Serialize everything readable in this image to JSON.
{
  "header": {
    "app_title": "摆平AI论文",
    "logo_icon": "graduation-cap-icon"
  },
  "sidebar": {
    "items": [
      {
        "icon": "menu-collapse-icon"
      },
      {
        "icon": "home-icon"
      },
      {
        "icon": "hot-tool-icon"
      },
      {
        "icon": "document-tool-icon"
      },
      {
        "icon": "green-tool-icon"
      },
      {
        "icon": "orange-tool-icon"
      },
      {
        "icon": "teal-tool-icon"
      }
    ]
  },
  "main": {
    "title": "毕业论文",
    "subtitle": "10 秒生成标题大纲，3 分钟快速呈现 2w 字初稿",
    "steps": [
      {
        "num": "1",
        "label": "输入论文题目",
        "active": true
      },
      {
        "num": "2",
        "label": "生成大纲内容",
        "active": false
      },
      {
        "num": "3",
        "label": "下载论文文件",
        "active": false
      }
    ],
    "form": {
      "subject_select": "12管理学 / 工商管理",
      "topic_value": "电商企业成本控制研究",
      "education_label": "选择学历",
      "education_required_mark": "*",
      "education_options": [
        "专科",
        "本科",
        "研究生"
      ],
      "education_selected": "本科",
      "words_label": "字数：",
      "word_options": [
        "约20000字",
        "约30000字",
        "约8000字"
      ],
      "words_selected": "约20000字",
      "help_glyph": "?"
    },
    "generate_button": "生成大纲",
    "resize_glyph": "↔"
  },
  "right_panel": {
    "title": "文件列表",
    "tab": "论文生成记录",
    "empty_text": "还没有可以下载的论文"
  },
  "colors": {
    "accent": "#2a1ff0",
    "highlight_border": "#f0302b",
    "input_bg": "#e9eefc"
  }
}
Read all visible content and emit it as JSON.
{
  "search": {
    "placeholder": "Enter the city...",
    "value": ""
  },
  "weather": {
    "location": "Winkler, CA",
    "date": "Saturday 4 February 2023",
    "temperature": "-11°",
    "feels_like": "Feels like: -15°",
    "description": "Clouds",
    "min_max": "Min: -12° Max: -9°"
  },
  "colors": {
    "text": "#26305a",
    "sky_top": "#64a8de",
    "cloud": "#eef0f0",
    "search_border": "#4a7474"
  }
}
◇ ◇ ◇ ◇ ◇
◆ **Goal of the exercise**
Set every line of the listing down word for word.

◆ **Result of this exercise**
Serialize everything readable in this image to JSON.
{
  "header": {
    "app_title": "摆平AI论文",
    "logo_icon": "graduation-cap-icon"
  },
  "sidebar": {
    "items": [
      {
        "icon": "menu-collapse-icon"
      },
      {
        "icon": "home-icon"
      },
      {
        "icon": "hot-tool-icon"
      },
      {
        "icon": "document-tool-icon"
      },
      {
        "icon": "green-tool-icon"
      },
      {
        "icon": "orange-tool-icon"
      },
      {
        "icon": "teal-tool-icon"
      }
    ]
  },
  "main": {
    "title": "毕业论文",
    "subtitle": "10 秒生成标题大纲，3 分钟快速呈现 2w 字初稿",
    "steps": [
      {
        "num": "1",
        "label": "输入论文题目",
        "active": true
      },
      {
        "num": "2",
        "label": "生成大纲内容",
        "active": false
      },
      {
        "num": "3",
        "label": "下载论文文件",
        "active": false
      }
    ],
    "form": {
      "subject_select": "12管理学 / 工商管理",
      "topic_value": "电商企业成本控制研究",
      "education_label": "选择学历",
      "education_required_mark": "*",
      "education_options": [
        "专科",
        "本科",
        "研究生"
      ],
      "education_selected": "本科",
      "words_label": "字数：",
      "word_options": [
        "约20000字",
        "约30000字",
        "约8000字"
      ],
      "words_selected": "约20000字",
      "help_glyph": "?"
    },
    "generate_button": "生成大纲",
    "resize_glyph": "↔"
  },
  "right_panel": {
    "title": "文件列表",
    "tab": "论文生成记录",
    "empty_text": "还没有可以下载的论文"
  },
  "colors": {
    "accent": "#2a1ff0",
    "highlight_border": "#f0302b",
    "input_bg": "#e9eefc"
  }
}
Read all visible content and emit it as JSON.
{
  "search": {
    "placeholder": "Enter the city...",
    "value": ""
  },
  "weather": {
    "location": "Winkler, CA",
    "date": "Saturday 4 February 2023",
    "temperature": "-11°",
    "feels_like": "Feels like: -15°",
    "description": "Clouds",
    "min_max": "Min: -12° Max: -9°"
  },
  "colors": {
    "text": "#26305a",
    "sky_top": "#64a8de",
    "cloud": "#eef0f0",
    "search_border": "#4a7474"
  }
}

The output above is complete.